Entries from a visual dataset
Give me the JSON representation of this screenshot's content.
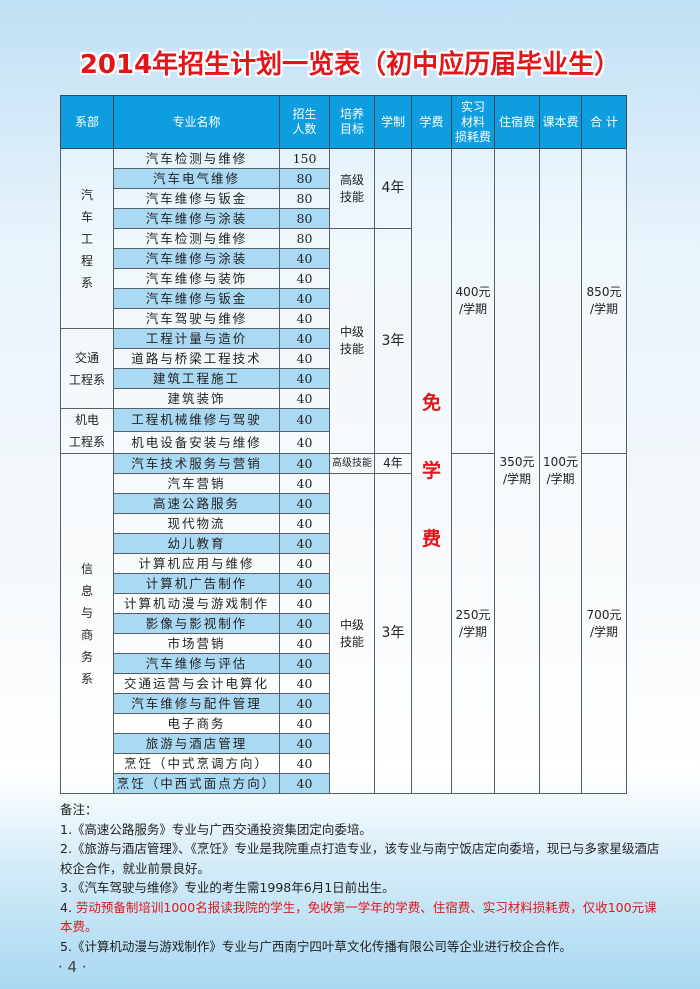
{
  "title": "2014年招生计划一览表（初中应历届毕业生）",
  "headers": [
    "系部",
    "专业名称",
    "招生\n人数",
    "培养\n目标",
    "学制",
    "学费",
    "实习\n材料\n损耗费",
    "住宿费",
    "课本费",
    "合 计"
  ],
  "rows": [
    {
      "major": "汽车检测与维修",
      "count": "150"
    },
    {
      "major": "汽车电气维修",
      "count": "80"
    },
    {
      "major": "汽车维修与钣金",
      "count": "80"
    },
    {
      "major": "汽车维修与涂装",
      "count": "80"
    },
    {
      "major": "汽车检测与维修",
      "count": "80"
    },
    {
      "major": "汽车维修与涂装",
      "count": "40"
    },
    {
      "major": "汽车维修与装饰",
      "count": "40"
    },
    {
      "major": "汽车维修与钣金",
      "count": "40"
    },
    {
      "major": "汽车驾驶与维修",
      "count": "40"
    },
    {
      "major": "工程计量与造价",
      "count": "40"
    },
    {
      "major": "道路与桥梁工程技术",
      "count": "40"
    },
    {
      "major": "建筑工程施工",
      "count": "40"
    },
    {
      "major": "建筑装饰",
      "count": "40"
    },
    {
      "major": "工程机械维修与驾驶",
      "count": "40"
    },
    {
      "major": "机电设备安装与维修",
      "count": "40"
    },
    {
      "major": "汽车技术服务与营销",
      "count": "40"
    },
    {
      "major": "汽车营销",
      "count": "40"
    },
    {
      "major": "高速公路服务",
      "count": "40"
    },
    {
      "major": "现代物流",
      "count": "40"
    },
    {
      "major": "幼儿教育",
      "count": "40"
    },
    {
      "major": "计算机应用与维修",
      "count": "40"
    },
    {
      "major": "计算机广告制作",
      "count": "40"
    },
    {
      "major": "计算机动漫与游戏制作",
      "count": "40"
    },
    {
      "major": "影像与影视制作",
      "count": "40"
    },
    {
      "major": "市场营销",
      "count": "40"
    },
    {
      "major": "汽车维修与评估",
      "count": "40"
    },
    {
      "major": "交通运营与会计电算化",
      "count": "40"
    },
    {
      "major": "汽车维修与配件管理",
      "count": "40"
    },
    {
      "major": "电子商务",
      "count": "40"
    },
    {
      "major": "旅游与酒店管理",
      "count": "40"
    },
    {
      "major": "烹饪（中式烹调方向）",
      "count": "40"
    },
    {
      "major": "烹饪（中西式面点方向）",
      "count": "40"
    }
  ],
  "departments": [
    {
      "label": "汽\n车\n工\n程\n系",
      "span": 9
    },
    {
      "label": "交通\n工程系",
      "span": 4
    },
    {
      "label": "机电\n工程系",
      "span": 2
    },
    {
      "label": "信\n息\n与\n商\n务\n系",
      "span": 17
    }
  ],
  "training": [
    {
      "goal": "高级\n技能",
      "years": "4年",
      "span": 4
    },
    {
      "goal": "中级\n技能",
      "years": "3年",
      "span": 11
    },
    {
      "goal": "高级技能",
      "years": "4年",
      "span": 1
    },
    {
      "goal": "中级\n技能",
      "years": "3年",
      "span": 16
    }
  ],
  "tuition": "免\n\n学\n\n费",
  "materials": [
    {
      "value": "400元\n/学期",
      "span": 15
    },
    {
      "value": "250元\n/学期",
      "span": 17
    }
  ],
  "dorm": "350元\n/学期",
  "books": "100元\n/学期",
  "total": [
    {
      "value": "850元\n/学期",
      "span": 15
    },
    {
      "value": "700元\n/学期",
      "span": 17
    }
  ],
  "notes": {
    "heading": "备注：",
    "items": [
      {
        "text": "1.《高速公路服务》专业与广西交通投资集团定向委培。",
        "highlight": false
      },
      {
        "text": "2.《旅游与酒店管理》、《烹饪》专业是我院重点打造专业，该专业与南宁饭店定向委培，现已与多家星级酒店校企合作，就业前景良好。",
        "highlight": false
      },
      {
        "text": "3.《汽车驾驶与维修》专业的考生需1998年6月1日前出生。",
        "highlight": false
      },
      {
        "prefix": "4. ",
        "text": "劳动预备制培训1000名报读我院的学生，免收第一学年的学费、住宿费、实习材料损耗费，仅收100元课本费。",
        "highlight": true
      },
      {
        "text": "5.《计算机动漫与游戏制作》专业与广西南宁四叶草文化传播有限公司等企业进行校企合作。",
        "highlight": false
      }
    ]
  },
  "page_number": "· 4 ·",
  "colors": {
    "header": "#0e9ee0",
    "alt_row": "#a9d9f3",
    "title": "#e3151b",
    "highlight": "#e3151b"
  }
}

## What is asked:
Take every line that includes the string "title" and copy it.

## Exercise solution:
  "title": "2014年招生计划一览表（初中应历届毕业生）",
    "title": "#e3151b",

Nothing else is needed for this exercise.